### DOCUMENT EXCERPT
**********
Good Morning!

A lot of useful incremental improvements hit last week, only several of them horrifying. Wonderful!

From the Community

This Ars article describes what I’ve done myself: left Google’s search in favor of Kagi. Highly recommend it just based on the incessant drumbeat of AI being stuffed into every corner of every Google product.

AWS European Sovereign Cloud to be operated by EU citizens – Okay, I’m not sure what they’re trying to solve or who they think they’re fooling with a passport check here, because nothing says "immune to government pressure" like having the right language on your ID card. This theatrical performance completely ignores that governments have plenty of ways to compel compliance beyond citizenship (from economic leverage to good old-fashioned legal jurisdiction) while conveniently sidestepping the fact that dual US / EU citizens like me apparently exist in a quantum state of loyalties. It’s almost as if AWS thinks European regulators are too distracted by the pageantry of "EU-only staff" to notice they’re still fundamentally dependent on an American company that’s legally obligated to comply with U.S. government requests, regardless of who’s manning the servers.

An article about Amazon killing a user’s account blew up, but is clearly written to drive engagement as evidenced by the small “by the way Amazon later restored the entire thing” at the bottom of the original post, hence my linking to coverage of it instead. I have little sympathy. The user in question had a different company as the payer account, that company stopped paying, and eventually AWS suspended the account for nonpayment. There was a bit of confusion given how many players were involved here, but it did get sorted out. If anything, this is a great example of why you don’t want third parties coming between you and Amazon.

Podcasts

Last Week In AWS: EC2 Fractional GPUs Can’t, Lambda Still Whines

Screaming in the Cloud: AI’s Security Crisis: Why Your Assistant Might Betray You

Choice Cuts

Mountpoint for Amazon S3 CSI driver v2: Accelerated performance and improved resource usage for Kubernetes workloads – Oh good, we can now mount S3 as a filesystem within KubernetesOH MY GOD I hate everything about this sentence. It sounds like a nesting doll of poor decisions.

Streamlining outbound emails with Amazon SES Mail Manager – If you’d previously streamlined your outbound emails with Amazon Pinpoint, you probably got an email last week telling you that it’s being sunset. Surprise! Try this instead.

AWS Lambda now supports GitHub Actions to simplify function deployment – This is kind of a huge deal, as I suddenly find myself caring far, far less about the CDK.

Anthropic’s Claude Opus 4.1 now in Amazon Bedrock – With no pricing changes or interface changes, it makes me wish for an opus@latest option so I don’t have to go and update things to take advantage of this.

Amazon CloudWatch introduces organization-wide VPC flow logs enablement – This may be the single most expensive toggle switch you’ll ever see. VPC Flow Logs are the only way to diagnose some things, but they can be terrifying expensive if you were to say, enable them for every VPC across your entire organization.
**********
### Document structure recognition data

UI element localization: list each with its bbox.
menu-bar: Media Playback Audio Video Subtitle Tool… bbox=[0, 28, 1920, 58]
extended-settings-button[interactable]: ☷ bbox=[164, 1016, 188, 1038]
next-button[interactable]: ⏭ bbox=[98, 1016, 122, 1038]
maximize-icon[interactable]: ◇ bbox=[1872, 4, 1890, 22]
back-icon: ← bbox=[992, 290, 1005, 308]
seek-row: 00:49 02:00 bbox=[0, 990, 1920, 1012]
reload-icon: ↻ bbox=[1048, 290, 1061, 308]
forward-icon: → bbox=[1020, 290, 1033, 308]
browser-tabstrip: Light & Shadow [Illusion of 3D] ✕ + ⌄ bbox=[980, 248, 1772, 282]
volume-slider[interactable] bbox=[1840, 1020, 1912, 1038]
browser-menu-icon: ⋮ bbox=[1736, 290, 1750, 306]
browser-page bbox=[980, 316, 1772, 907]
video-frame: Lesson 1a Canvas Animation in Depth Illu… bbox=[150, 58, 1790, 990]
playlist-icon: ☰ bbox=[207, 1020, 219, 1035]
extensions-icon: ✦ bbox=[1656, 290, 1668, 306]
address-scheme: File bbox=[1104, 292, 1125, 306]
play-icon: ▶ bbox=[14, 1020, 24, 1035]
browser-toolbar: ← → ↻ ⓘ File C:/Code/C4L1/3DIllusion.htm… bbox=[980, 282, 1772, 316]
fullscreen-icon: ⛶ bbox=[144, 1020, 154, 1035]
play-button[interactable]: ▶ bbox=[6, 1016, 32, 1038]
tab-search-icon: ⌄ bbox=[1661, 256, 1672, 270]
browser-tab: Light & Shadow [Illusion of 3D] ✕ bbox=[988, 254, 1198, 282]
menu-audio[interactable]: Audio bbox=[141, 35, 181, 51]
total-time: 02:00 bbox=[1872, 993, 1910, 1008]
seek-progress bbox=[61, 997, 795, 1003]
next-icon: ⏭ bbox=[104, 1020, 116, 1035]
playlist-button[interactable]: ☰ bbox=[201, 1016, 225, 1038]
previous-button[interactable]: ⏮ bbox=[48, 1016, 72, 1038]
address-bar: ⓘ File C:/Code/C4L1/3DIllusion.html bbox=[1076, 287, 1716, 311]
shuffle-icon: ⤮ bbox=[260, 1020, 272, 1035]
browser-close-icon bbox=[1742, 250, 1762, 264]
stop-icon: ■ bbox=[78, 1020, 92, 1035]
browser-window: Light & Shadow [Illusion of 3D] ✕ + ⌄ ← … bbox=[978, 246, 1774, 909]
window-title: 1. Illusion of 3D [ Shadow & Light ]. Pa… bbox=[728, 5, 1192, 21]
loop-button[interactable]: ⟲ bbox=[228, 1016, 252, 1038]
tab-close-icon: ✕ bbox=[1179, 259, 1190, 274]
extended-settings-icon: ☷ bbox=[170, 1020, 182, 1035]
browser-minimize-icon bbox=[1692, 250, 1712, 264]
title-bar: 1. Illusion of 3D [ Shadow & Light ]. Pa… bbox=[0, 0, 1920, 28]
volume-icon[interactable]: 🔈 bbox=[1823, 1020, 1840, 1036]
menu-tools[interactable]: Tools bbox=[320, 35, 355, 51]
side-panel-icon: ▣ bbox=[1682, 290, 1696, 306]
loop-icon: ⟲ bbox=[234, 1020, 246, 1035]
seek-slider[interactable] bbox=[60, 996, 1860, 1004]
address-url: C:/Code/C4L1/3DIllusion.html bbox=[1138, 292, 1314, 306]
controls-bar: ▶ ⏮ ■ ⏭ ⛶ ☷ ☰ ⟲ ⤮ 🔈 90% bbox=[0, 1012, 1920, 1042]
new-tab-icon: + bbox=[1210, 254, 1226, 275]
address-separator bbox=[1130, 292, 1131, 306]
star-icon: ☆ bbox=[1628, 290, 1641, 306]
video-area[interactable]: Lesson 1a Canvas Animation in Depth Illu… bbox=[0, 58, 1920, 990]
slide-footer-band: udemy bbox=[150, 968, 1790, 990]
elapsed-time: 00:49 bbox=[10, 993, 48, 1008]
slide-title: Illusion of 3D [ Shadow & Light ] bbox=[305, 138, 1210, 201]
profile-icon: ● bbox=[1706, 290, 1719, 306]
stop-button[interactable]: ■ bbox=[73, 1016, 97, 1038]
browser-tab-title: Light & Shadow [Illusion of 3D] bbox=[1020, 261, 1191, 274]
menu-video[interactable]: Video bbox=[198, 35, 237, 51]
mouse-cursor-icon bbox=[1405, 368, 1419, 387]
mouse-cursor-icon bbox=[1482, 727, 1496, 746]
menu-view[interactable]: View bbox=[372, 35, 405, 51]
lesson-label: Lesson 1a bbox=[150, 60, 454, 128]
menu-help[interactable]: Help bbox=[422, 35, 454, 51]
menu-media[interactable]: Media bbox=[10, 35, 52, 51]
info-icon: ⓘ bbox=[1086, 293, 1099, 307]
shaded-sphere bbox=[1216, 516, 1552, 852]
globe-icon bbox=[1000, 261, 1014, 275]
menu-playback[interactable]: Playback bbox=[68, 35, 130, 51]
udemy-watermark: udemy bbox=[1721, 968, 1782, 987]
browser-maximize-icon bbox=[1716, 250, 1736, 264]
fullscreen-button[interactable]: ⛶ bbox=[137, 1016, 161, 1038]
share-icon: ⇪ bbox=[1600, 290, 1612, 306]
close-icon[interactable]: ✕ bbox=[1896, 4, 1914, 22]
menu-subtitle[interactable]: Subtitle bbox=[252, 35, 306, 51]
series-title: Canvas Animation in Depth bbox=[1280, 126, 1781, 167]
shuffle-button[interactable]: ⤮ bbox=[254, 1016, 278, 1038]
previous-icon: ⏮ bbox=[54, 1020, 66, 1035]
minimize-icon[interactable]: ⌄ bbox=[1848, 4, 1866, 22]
**********
### TASKS TO CARRY OUT
• a. According to the AWS news roundup, which search engine did the author switch to after leaving Google's search?
• b. Extend the AWS news roundup by writing what comes next after its last item.
You can set the records aside, since nothing here depends on them.

### WRITTEN ANSWERS
• a. Kagi.

• b.
Understanding and Remediating Cold Starts: An AWS Lambda Perspective – It’s been a while since I’ve seen a good post on Lambda cold starts. This one qualifies.

Amazon SQS increases maximum message payload size to 1 MiB – What, do they think my message payloads now need to contain tracking JavaScript or something?

OpenAI open weight models now available on AWS – AWS is very excited to sort-of work with OpenAI for the first time.

Best practices for analyzing AWS Config recording frequencies – You may want to pay attention to this for cost purposes, lest in highly dynamic environments you find your Config bill rising up the Expensive AWS Service Leaderboard.

Amazon EKS adds safety control to prevent accidental cluster deletion – I can only imagine what nightmare scenario led to this feature being developed. Oof.

AWS Console Mobile App now offers access to AWS Support – Ooh, now I can text my dumb questions to the hardest working people in cloud.

Amazon EC2 now supports force terminate for EC2 instances – "When I said I wanted this EC2 instance gone, I wasn’t asking" is a great feature enhancement. If I’m killing the ephemeral VM, what do I care that it didn’t shut down cleanly?

Amazon DynamoDB adds support for Console-to-Code – I was happy when Console to Code was launched, promptly forgot about it, and this is the first thing I’ve seen mentioning it ever since. Y’know, if you wanted to know how this service’s adoption has been going.

Using generative AI for building AWS networks – Yeah this tracks; I’ve seen a lot of corporate networks that look like they were designed by ChatGPT.

Simplify network connectivity using Tailscale with Amazon EKS Hybrid Nodes – I’ve simplified my entire network structure via Tailscale, and I’m not just talking AWS. This stuff is magic.

Cost tracking multi-tenant model inference on Amazon Bedrock – This is absurdly complex to solve for a very basic "how much is this thing costing me per user" question. Two decades in, and AWS still apparently doesn’t get that you’ve gotta build this stuff in from the ground up.

… and that’s what happened Last Week in AWS.